--- start of Entries supplied ---

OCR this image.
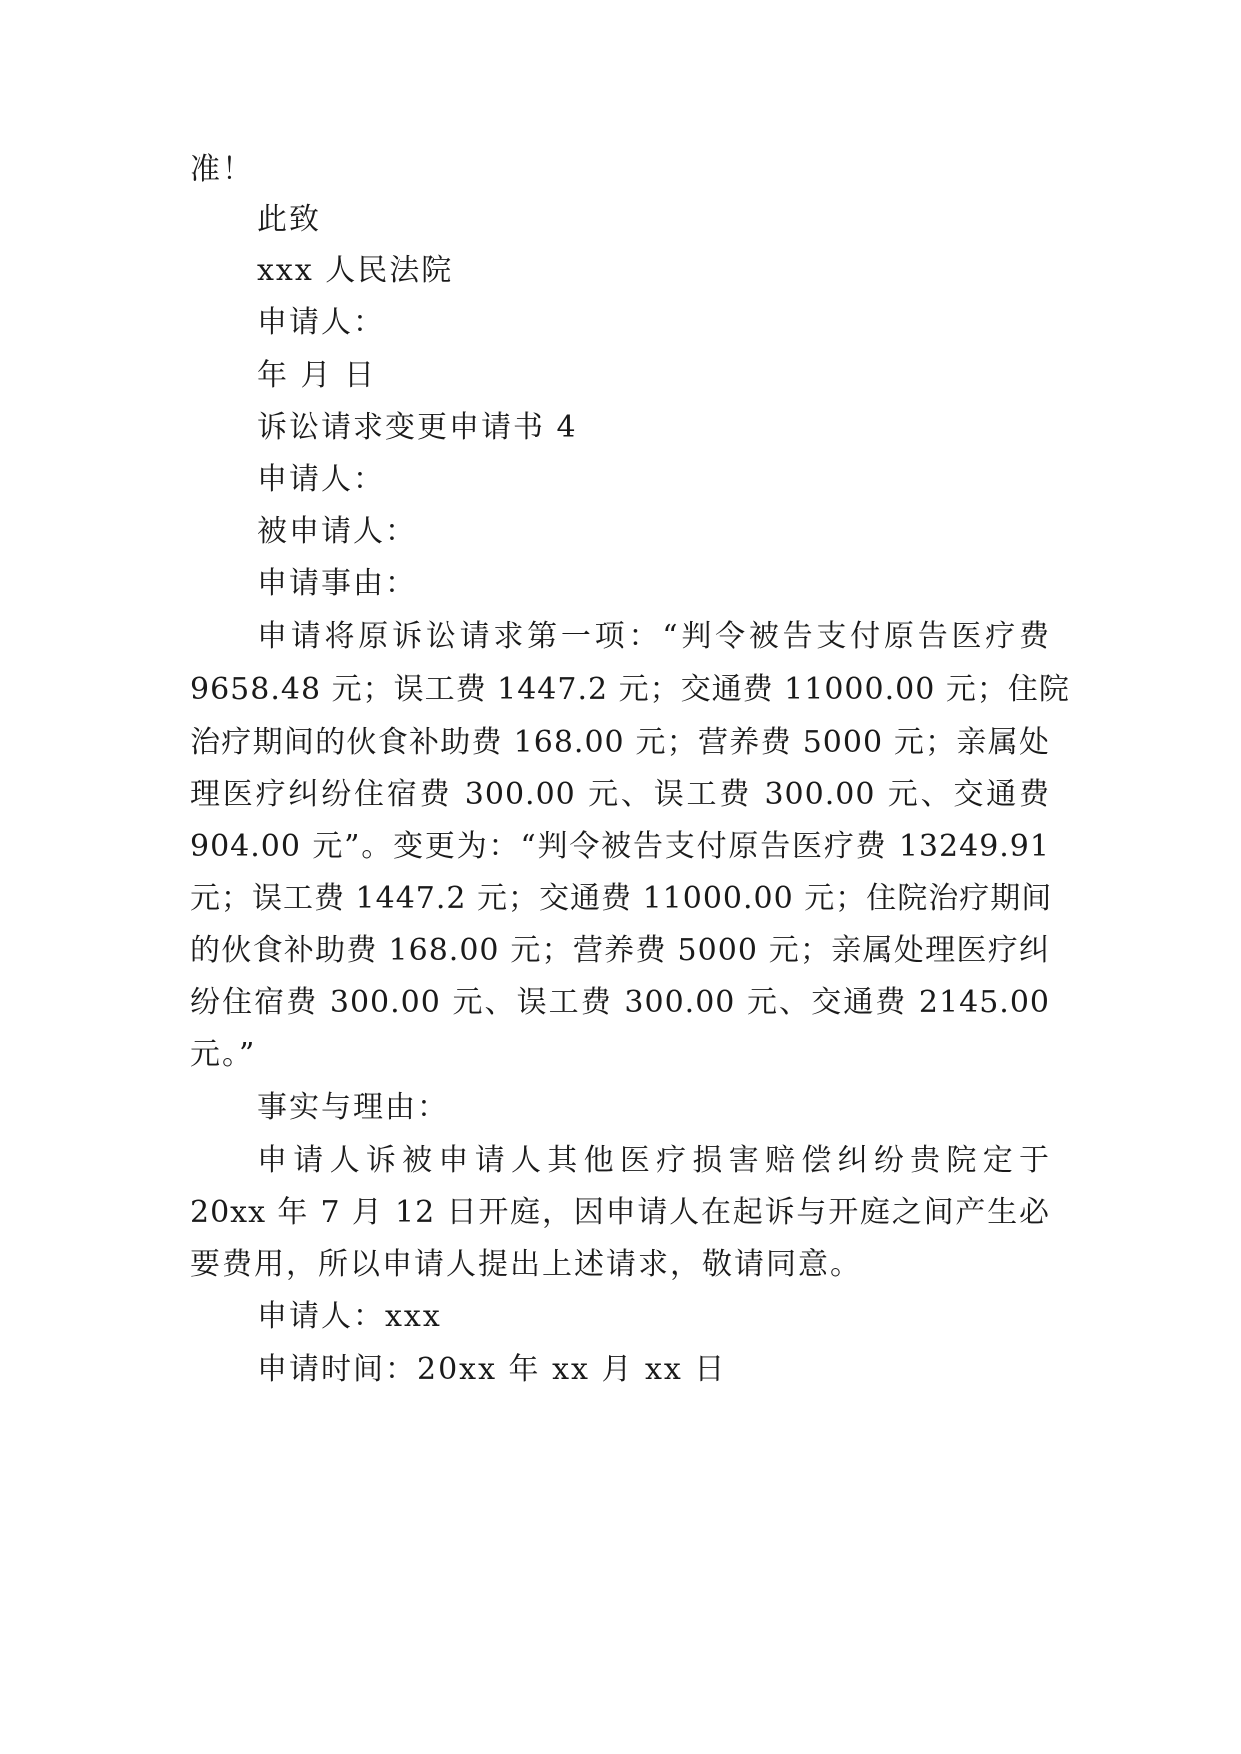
准！
此致
xxx 人民法院
申请人：
年 月 日
诉讼请求变更申请书 4
申请人：
被申请人：
申请事由：
申请将原诉讼请求第一项：“判令被告支付原告医疗费
9658.48 元；误工费 1447.2 元；交通费 11000.00 元；住院
治疗期间的伙食补助费 168.00 元；营养费 5000 元；亲属处
理医疗纠纷住宿费 300.00 元、误工费 300.00 元、交通费
904.00 元”。变更为：“判令被告支付原告医疗费 13249.91
元；误工费 1447.2 元；交通费 11000.00 元；住院治疗期间
的伙食补助费 168.00 元；营养费 5000 元；亲属处理医疗纠
纷住宿费 300.00 元、误工费 300.00 元、交通费 2145.00
元。”
事实与理由：
申请人诉被申请人其他医疗损害赔偿纠纷贵院定于
20xx 年 7 月 12 日开庭，因申请人在起诉与开庭之间产生必
要费用，所以申请人提出上述请求，敬请同意。
申请人：xxx
申请时间：20xx 年 xx 月 xx 日
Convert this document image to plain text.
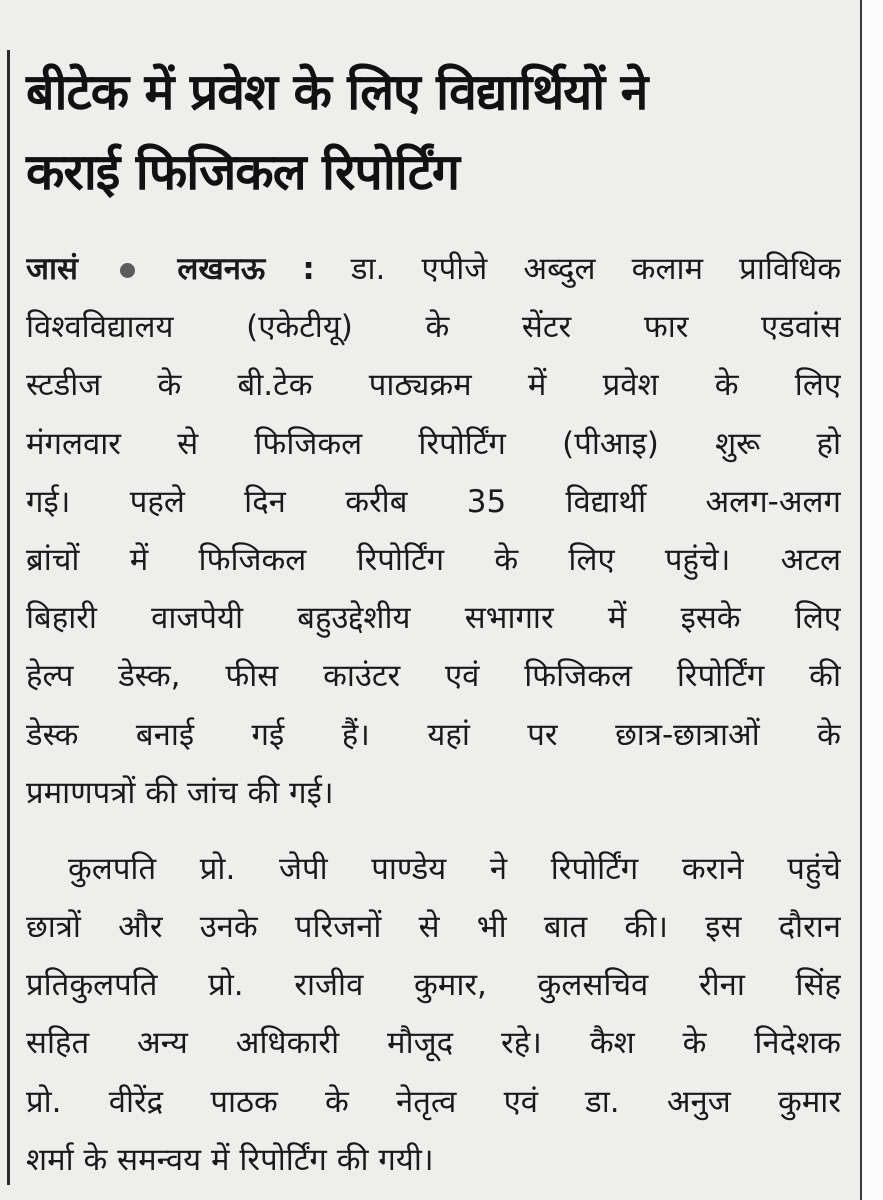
बीटेक में प्रवेश के लिए विद्यार्थियों ने
कराई फिजिकल रिपोर्टिंग
जासं	लखनऊ : डा. एपीजे अब्दुल कलाम प्राविधिक
विश्वविद्यालय (एकेटीयू) के सेंटर फार एडवांस
स्टडीज के बी.टेक पाठ्यक्रम में प्रवेश के लिए
मंगलवार से फिजिकल रिपोर्टिंग (पीआइ) शुरू हो
गई। पहले दिन करीब 35 विद्यार्थी अलग-अलग
ब्रांचों में फिजिकल रिपोर्टिंग के लिए पहुंचे। अटल
बिहारी वाजपेयी बहुउद्देशीय सभागार में इसके लिए
हेल्प डेस्क, फीस काउंटर एवं फिजिकल रिपोर्टिंग की
डेस्क बनाई गई हैं। यहां पर छात्र-छात्राओं के
प्रमाणपत्रों की जांच की गई।
कुलपति प्रो. जेपी पाण्डेय ने रिपोर्टिंग कराने पहुंचे
छात्रों और उनके परिजनों से भी बात की। इस दौरान
प्रतिकुलपति प्रो. राजीव कुमार, कुलसचिव रीना सिंह
सहित अन्य अधिकारी मौजूद रहे। कैश के निदेशक
प्रो. वीरेंद्र पाठक के नेतृत्व एवं डा. अनुज कुमार
शर्मा के समन्वय में रिपोर्टिंग की गयी।
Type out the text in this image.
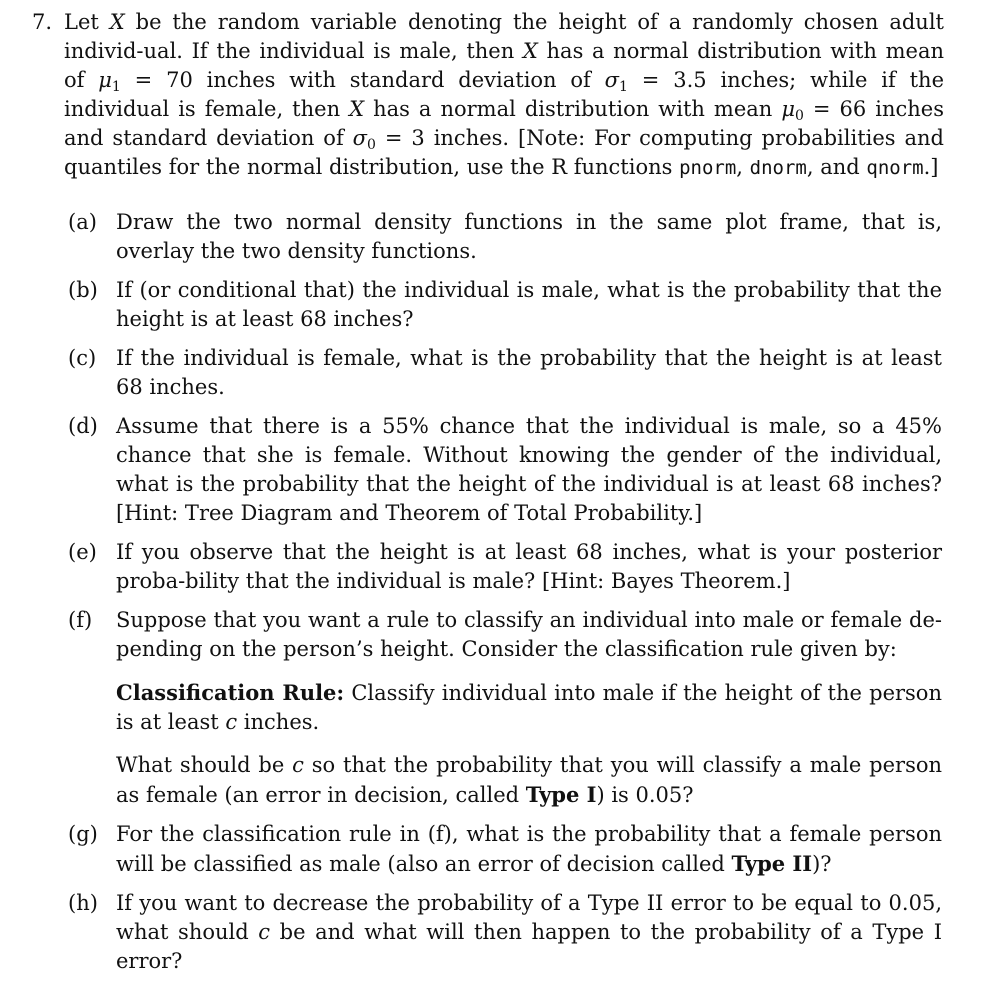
7. Let X be the random variable denoting the height of a randomly chosen adult individ-ual. If the individual is male, then X has a normal distribution with mean of $\mu_1 = 70$ inches with standard deviation of $\sigma_1 = 3.5$ inches; while if the individual is female, then X has a normal distribution with mean $\mu_0 = 66$ inches and standard deviation of $\sigma_0 = 3$ inches. [Note: For computing probabilities and quantiles for the normal distribution, use the R functions pnorm, dnorm, and qnorm.]
(a) Draw the two normal density functions in the same plot frame, that is, overlay the two density functions.
(b) If (or conditional that) the individual is male, what is the probability that the height is at least 68 inches?
(c) If the individual is female, what is the probability that the height is at least 68 inches.
(d) Assume that there is a 55% chance that the individual is male, so a 45% chance that she is female. Without knowing the gender of the individual, what is the probability that the height of the individual is at least 68 inches? [Hint: Tree Diagram and Theorem of Total Probability.]
(e) If you observe that the height is at least 68 inches, what is your posterior proba-bility that the individual is male? [Hint: Bayes Theorem.]
(f) Suppose that you want a rule to classify an individual into male or female de-pending on the person’s height. Consider the classification rule given by:
Classification Rule: Classify individual into male if the height of the person is at least c inches.
What should be c so that the probability that you will classify a male person as female (an error in decision, called Type I) is 0.05?
(g) For the classification rule in (f), what is the probability that a female person will be classified as male (also an error of decision called Type II)?
(h) If you want to decrease the probability of a Type II error to be equal to 0.05, what should c be and what will then happen to the probability of a Type I error?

--- end of Entries supplied ---

§ **Task directions**:
Extract each line holding the string "functions".

§ **Task result**:
7. Let X be the random variable denoting the height of a randomly chosen adult individ-ual. If the individual is male, then X has a normal distribution with mean of $\mu_1 = 70$ inches with standard deviation of $\sigma_1 = 3.5$ inches; while if the individual is female, then X has a normal distribution with mean $\mu_0 = 66$ inches and standard deviation of $\sigma_0 = 3$ inches. [Note: For computing probabilities and quantiles for the normal distribution, use the R functions pnorm, dnorm, and qnorm.]
(a) Draw the two normal density functions in the same plot frame, that is, overlay the two density functions.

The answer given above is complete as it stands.